- [Your goal]: Each entry must appear again exactly as it does in the source.

- [Exercise data]:
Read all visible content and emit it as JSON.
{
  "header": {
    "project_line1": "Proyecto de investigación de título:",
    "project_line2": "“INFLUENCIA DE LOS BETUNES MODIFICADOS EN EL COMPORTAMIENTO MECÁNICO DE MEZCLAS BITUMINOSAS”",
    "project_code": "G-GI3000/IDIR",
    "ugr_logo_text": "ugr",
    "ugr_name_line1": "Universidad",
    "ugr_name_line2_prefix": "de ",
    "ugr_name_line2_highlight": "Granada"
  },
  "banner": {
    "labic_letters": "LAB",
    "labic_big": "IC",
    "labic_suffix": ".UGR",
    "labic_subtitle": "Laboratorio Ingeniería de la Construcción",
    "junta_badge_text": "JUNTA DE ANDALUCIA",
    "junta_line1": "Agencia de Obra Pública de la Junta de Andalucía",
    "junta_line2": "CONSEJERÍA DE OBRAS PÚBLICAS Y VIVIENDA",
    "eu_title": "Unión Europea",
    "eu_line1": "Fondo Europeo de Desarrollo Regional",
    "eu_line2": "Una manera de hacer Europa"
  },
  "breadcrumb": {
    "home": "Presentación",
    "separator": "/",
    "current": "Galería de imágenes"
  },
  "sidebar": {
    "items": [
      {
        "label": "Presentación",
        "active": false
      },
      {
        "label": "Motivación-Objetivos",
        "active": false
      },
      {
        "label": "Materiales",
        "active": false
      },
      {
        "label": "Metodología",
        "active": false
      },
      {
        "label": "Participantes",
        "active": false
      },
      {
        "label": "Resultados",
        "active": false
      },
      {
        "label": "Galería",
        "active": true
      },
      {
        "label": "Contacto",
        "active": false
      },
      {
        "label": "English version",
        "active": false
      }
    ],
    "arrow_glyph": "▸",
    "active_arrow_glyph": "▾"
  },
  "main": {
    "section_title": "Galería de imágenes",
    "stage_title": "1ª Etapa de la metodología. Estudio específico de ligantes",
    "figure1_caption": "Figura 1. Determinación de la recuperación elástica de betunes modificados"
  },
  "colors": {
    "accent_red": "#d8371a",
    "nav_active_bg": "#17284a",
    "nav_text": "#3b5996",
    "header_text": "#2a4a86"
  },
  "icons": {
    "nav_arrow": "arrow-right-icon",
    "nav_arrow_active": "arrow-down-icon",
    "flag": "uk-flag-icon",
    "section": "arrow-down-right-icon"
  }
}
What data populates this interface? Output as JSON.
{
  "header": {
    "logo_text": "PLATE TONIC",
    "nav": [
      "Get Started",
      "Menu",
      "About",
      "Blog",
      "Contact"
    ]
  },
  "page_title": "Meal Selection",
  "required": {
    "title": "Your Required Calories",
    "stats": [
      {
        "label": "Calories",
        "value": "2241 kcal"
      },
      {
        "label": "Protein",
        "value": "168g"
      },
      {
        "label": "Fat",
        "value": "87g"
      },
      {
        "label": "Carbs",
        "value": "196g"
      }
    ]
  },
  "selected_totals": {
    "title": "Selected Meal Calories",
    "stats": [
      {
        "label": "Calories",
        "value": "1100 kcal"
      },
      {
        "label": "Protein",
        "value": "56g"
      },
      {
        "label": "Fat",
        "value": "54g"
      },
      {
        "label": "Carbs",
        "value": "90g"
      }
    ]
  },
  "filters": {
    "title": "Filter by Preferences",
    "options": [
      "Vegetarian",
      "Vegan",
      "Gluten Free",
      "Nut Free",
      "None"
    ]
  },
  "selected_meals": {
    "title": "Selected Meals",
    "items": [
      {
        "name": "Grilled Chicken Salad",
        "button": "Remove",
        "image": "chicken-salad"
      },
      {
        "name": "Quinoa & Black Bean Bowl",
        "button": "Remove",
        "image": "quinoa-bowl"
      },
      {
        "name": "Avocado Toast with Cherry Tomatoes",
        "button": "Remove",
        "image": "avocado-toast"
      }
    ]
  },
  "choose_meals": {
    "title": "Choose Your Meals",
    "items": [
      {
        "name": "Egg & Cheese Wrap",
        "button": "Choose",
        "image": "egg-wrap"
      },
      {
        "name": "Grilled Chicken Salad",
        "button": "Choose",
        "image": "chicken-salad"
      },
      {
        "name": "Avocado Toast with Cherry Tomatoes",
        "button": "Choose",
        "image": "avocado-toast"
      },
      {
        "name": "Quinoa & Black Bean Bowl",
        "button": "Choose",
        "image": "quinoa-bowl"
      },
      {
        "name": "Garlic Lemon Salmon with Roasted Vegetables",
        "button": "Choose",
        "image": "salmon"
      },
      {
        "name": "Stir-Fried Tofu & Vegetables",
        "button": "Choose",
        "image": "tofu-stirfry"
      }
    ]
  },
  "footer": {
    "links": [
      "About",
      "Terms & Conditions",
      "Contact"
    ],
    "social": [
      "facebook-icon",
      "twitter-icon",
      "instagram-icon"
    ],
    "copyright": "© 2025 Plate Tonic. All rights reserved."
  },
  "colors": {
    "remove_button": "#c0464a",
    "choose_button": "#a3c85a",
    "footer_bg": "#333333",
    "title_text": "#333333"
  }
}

- [Output]:
Read all visible content and emit it as JSON.
{
  "header": {
    "project_line1": "Proyecto de investigación de título:",
    "project_line2": "“INFLUENCIA DE LOS BETUNES MODIFICADOS EN EL COMPORTAMIENTO MECÁNICO DE MEZCLAS BITUMINOSAS”",
    "project_code": "G-GI3000/IDIR",
    "ugr_logo_text": "ugr",
    "ugr_name_line1": "Universidad",
    "ugr_name_line2_prefix": "de ",
    "ugr_name_line2_highlight": "Granada"
  },
  "banner": {
    "labic_letters": "LAB",
    "labic_big": "IC",
    "labic_suffix": ".UGR",
    "labic_subtitle": "Laboratorio Ingeniería de la Construcción",
    "junta_badge_text": "JUNTA DE ANDALUCIA",
    "junta_line1": "Agencia de Obra Pública de la Junta de Andalucía",
    "junta_line2": "CONSEJERÍA DE OBRAS PÚBLICAS Y VIVIENDA",
    "eu_title": "Unión Europea",
    "eu_line1": "Fondo Europeo de Desarrollo Regional",
    "eu_line2": "Una manera de hacer Europa"
  },
  "breadcrumb": {
    "home": "Presentación",
    "separator": "/",
    "current": "Galería de imágenes"
  },
  "sidebar": {
    "items": [
      {
        "label": "Presentación",
        "active": false
      },
      {
        "label": "Motivación-Objetivos",
        "active": false
      },
      {
        "label": "Materiales",
        "active": false
      },
      {
        "label": "Metodología",
        "active": false
      },
      {
        "label": "Participantes",
        "active": false
      },
      {
        "label": "Resultados",
        "active": false
      },
      {
        "label": "Galería",
        "active": true
      },
      {
        "label": "Contacto",
        "active": false
      },
      {
        "label": "English version",
        "active": false
      }
    ],
    "arrow_glyph": "▸",
    "active_arrow_glyph": "▾"
  },
  "main": {
    "section_title": "Galería de imágenes",
    "stage_title": "1ª Etapa de la metodología. Estudio específico de ligantes",
    "figure1_caption": "Figura 1. Determinación de la recuperación elástica de betunes modificados"
  },
  "colors": {
    "accent_red": "#d8371a",
    "nav_active_bg": "#17284a",
    "nav_text": "#3b5996",
    "header_text": "#2a4a86"
  },
  "icons": {
    "nav_arrow": "arrow-right-icon",
    "nav_arrow_active": "arrow-down-icon",
    "flag": "uk-flag-icon",
    "section": "arrow-down-right-icon"
  }
}
What data populates this interface? Output as JSON.
{
  "header": {
    "logo_text": "PLATE TONIC",
    "nav": [
      "Get Started",
      "Menu",
      "About",
      "Blog",
      "Contact"
    ]
  },
  "page_title": "Meal Selection",
  "required": {
    "title": "Your Required Calories",
    "stats": [
      {
        "label": "Calories",
        "value": "2241 kcal"
      },
      {
        "label": "Protein",
        "value": "168g"
      },
      {
        "label": "Fat",
        "value": "87g"
      },
      {
        "label": "Carbs",
        "value": "196g"
      }
    ]
  },
  "selected_totals": {
    "title": "Selected Meal Calories",
    "stats": [
      {
        "label": "Calories",
        "value": "1100 kcal"
      },
      {
        "label": "Protein",
        "value": "56g"
      },
      {
        "label": "Fat",
        "value": "54g"
      },
      {
        "label": "Carbs",
        "value": "90g"
      }
    ]
  },
  "filters": {
    "title": "Filter by Preferences",
    "options": [
      "Vegetarian",
      "Vegan",
      "Gluten Free",
      "Nut Free",
      "None"
    ]
  },
  "selected_meals": {
    "title": "Selected Meals",
    "items": [
      {
        "name": "Grilled Chicken Salad",
        "button": "Remove",
        "image": "chicken-salad"
      },
      {
        "name": "Quinoa & Black Bean Bowl",
        "button": "Remove",
        "image": "quinoa-bowl"
      },
      {
        "name": "Avocado Toast with Cherry Tomatoes",
        "button": "Remove",
        "image": "avocado-toast"
      }
    ]
  },
  "choose_meals": {
    "title": "Choose Your Meals",
    "items": [
      {
        "name": "Egg & Cheese Wrap",
        "button": "Choose",
        "image": "egg-wrap"
      },
      {
        "name": "Grilled Chicken Salad",
        "button": "Choose",
        "image": "chicken-salad"
      },
      {
        "name": "Avocado Toast with Cherry Tomatoes",
        "button": "Choose",
        "image": "avocado-toast"
      },
      {
        "name": "Quinoa & Black Bean Bowl",
        "button": "Choose",
        "image": "quinoa-bowl"
      },
      {
        "name": "Garlic Lemon Salmon with Roasted Vegetables",
        "button": "Choose",
        "image": "salmon"
      },
      {
        "name": "Stir-Fried Tofu & Vegetables",
        "button": "Choose",
        "image": "tofu-stirfry"
      }
    ]
  },
  "footer": {
    "links": [
      "About",
      "Terms & Conditions",
      "Contact"
    ],
    "social": [
      "facebook-icon",
      "twitter-icon",
      "instagram-icon"
    ],
    "copyright": "© 2025 Plate Tonic. All rights reserved."
  },
  "colors": {
    "remove_button": "#c0464a",
    "choose_button": "#a3c85a",
    "footer_bg": "#333333",
    "title_text": "#333333"
  }
}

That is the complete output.